Problem requirements:
Work out how many lines of the listing hold the string "住房改革支出". Answer with that number alone.
# # # #
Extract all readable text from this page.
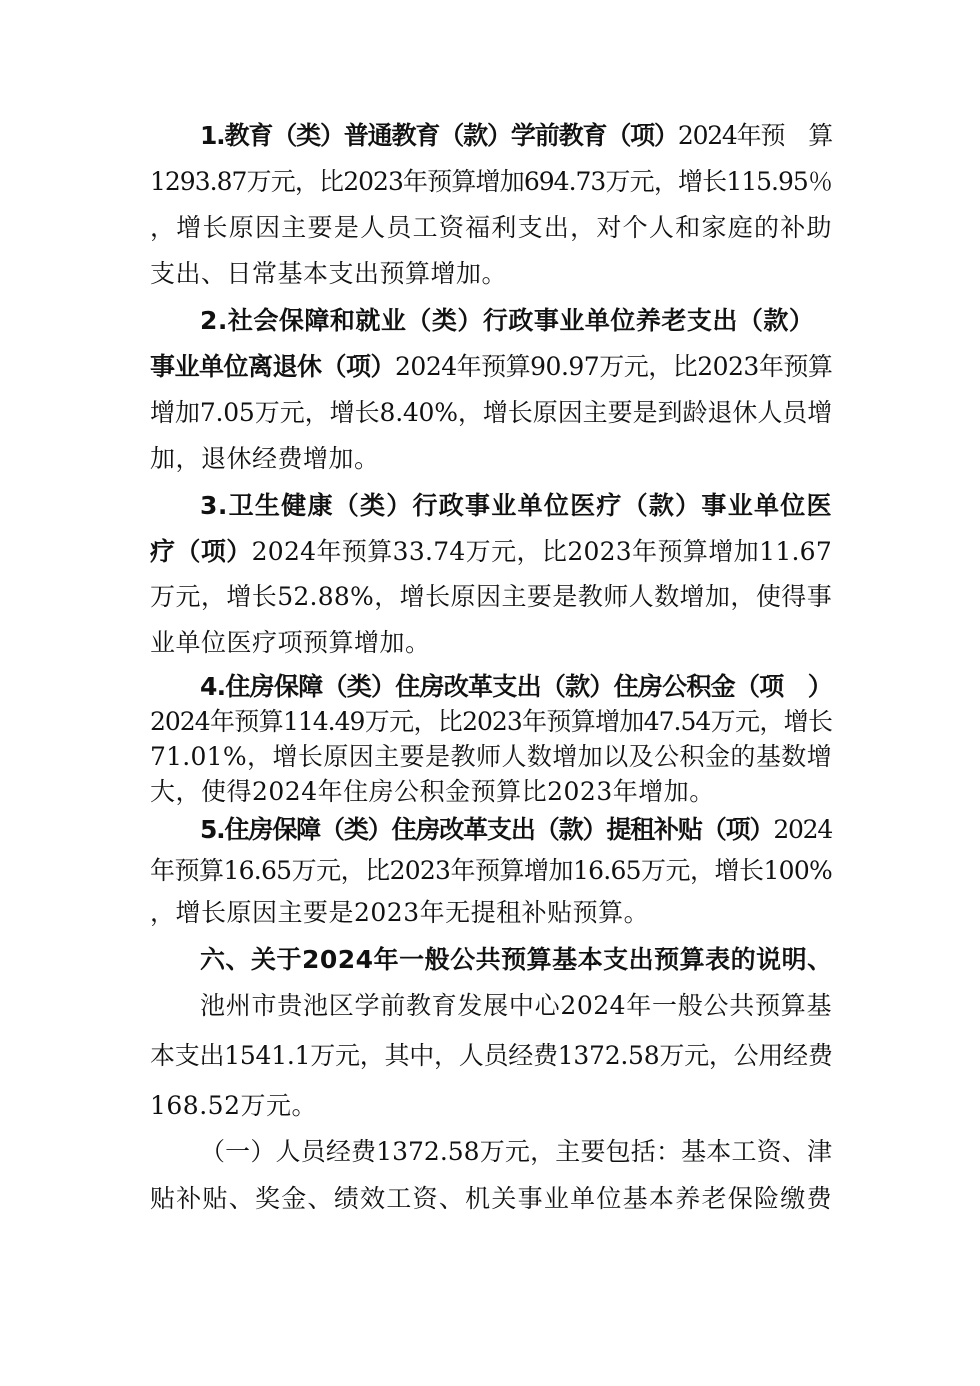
1.教育（类）普通教育（款）学前教育（项）2024年预　算
1293.87万元，比2023年预算增加694.73万元，增长115.95％
，增长原因主要是人员工资福利支出，对个人和家庭的补助
支出、日常基本支出预算增加。
2.社会保障和就业（类）行政事业单位养老支出（款）
事业单位离退休（项）2024年预算90.97万元，比2023年预算
增加7.05万元，增长8.40%，增长原因主要是到龄退休人员增
加，退休经费增加。
3.卫生健康（类）行政事业单位医疗（款）事业单位医
疗（项）2024年预算33.74万元，比2023年预算增加11.67
万元，增长52.88%，增长原因主要是教师人数增加，使得事
业单位医疗项预算增加。
4.住房保障（类）住房改革支出（款）住房公积金（项　）
2024年预算114.49万元，比2023年预算增加47.54万元，增长
71.01%，增长原因主要是教师人数增加以及公积金的基数增
大，使得2024年住房公积金预算比2023年增加。
5.住房保障（类）住房改革支出（款）提租补贴（项）2024
年预算16.65万元，比2023年预算增加16.65万元，增长100%
，增长原因主要是2023年无提租补贴预算。
六、关于2024年一般公共预算基本支出预算表的说明、
池州市贵池区学前教育发展中心2024年一般公共预算基
本支出1541.1万元，其中，人员经费1372.58万元，公用经费
168.52万元。
（一）人员经费1372.58万元，主要包括：基本工资、津
贴补贴、奖金、绩效工资、机关事业单位基本养老保险缴费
# # # #
Solved exercise:
2